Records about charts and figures
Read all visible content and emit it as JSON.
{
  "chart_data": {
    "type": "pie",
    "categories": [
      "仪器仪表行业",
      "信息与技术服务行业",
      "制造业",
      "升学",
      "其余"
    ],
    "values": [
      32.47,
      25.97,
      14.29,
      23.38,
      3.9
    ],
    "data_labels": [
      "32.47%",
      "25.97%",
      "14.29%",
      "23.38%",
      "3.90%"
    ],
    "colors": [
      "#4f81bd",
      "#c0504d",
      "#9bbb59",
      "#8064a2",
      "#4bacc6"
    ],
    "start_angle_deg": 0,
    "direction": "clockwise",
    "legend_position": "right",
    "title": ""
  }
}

▸ The exercise
Write an exact transcription of every entry above.

▸ The output
Read all visible content and emit it as JSON.
{
  "chart_data": {
    "type": "pie",
    "categories": [
      "仪器仪表行业",
      "信息与技术服务行业",
      "制造业",
      "升学",
      "其余"
    ],
    "values": [
      32.47,
      25.97,
      14.29,
      23.38,
      3.9
    ],
    "data_labels": [
      "32.47%",
      "25.97%",
      "14.29%",
      "23.38%",
      "3.90%"
    ],
    "colors": [
      "#4f81bd",
      "#c0504d",
      "#9bbb59",
      "#8064a2",
      "#4bacc6"
    ],
    "start_angle_deg": 0,
    "direction": "clockwise",
    "legend_position": "right",
    "title": ""
  }
}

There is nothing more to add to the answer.